**PROBLEM DESCRIPTION:** Show all lines from the listing below that contain "dicens".

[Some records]
##############################
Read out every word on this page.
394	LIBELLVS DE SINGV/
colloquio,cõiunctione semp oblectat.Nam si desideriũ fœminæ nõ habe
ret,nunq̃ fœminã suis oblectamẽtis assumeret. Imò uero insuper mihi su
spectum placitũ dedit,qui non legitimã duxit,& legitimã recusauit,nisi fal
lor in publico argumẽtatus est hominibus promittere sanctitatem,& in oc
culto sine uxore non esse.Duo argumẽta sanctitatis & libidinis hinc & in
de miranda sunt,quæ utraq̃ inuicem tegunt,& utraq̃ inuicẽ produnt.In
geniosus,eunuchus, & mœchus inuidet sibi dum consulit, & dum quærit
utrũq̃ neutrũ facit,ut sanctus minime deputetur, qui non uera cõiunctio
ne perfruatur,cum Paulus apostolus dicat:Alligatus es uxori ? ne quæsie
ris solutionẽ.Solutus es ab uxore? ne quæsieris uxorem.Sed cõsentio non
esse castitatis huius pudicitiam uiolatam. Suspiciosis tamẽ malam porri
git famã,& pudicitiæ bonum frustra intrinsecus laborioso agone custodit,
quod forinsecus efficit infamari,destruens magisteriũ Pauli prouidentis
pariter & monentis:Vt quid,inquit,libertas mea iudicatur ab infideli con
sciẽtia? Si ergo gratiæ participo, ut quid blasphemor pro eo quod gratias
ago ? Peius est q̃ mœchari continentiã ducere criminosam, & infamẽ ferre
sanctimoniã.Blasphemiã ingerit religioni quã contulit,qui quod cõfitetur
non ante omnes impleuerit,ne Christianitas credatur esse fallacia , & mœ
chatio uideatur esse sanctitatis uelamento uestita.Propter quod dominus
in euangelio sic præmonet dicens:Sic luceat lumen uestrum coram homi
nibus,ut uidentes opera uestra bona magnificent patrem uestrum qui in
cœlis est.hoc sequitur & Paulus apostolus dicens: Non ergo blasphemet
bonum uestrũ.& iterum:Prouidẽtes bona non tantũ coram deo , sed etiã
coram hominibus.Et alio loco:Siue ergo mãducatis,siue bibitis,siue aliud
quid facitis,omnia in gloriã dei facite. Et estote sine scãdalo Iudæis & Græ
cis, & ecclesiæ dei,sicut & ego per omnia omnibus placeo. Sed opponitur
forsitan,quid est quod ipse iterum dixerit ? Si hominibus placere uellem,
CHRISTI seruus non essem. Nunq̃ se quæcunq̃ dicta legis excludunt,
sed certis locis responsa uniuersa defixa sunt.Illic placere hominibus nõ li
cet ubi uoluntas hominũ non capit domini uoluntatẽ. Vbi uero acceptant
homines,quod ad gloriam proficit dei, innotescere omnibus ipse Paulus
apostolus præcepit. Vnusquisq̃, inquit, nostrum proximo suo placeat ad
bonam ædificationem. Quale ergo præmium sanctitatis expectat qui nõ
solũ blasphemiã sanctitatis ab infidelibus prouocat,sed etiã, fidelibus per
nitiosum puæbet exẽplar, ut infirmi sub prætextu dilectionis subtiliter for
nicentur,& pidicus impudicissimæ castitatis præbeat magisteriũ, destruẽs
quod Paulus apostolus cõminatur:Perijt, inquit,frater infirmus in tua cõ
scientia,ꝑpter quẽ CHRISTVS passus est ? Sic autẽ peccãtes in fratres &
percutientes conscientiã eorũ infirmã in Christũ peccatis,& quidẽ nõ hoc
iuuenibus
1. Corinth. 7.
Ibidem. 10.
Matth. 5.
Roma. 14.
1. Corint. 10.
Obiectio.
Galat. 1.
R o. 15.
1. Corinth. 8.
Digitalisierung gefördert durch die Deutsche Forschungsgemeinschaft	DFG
##############################
**RESULT OF THIS TASK:**
in euangelio sic præmonet dicens:Sic luceat lumen uestrum coram homi
cœlis est.hoc sequitur & Paulus apostolus dicens: Non ergo blasphemet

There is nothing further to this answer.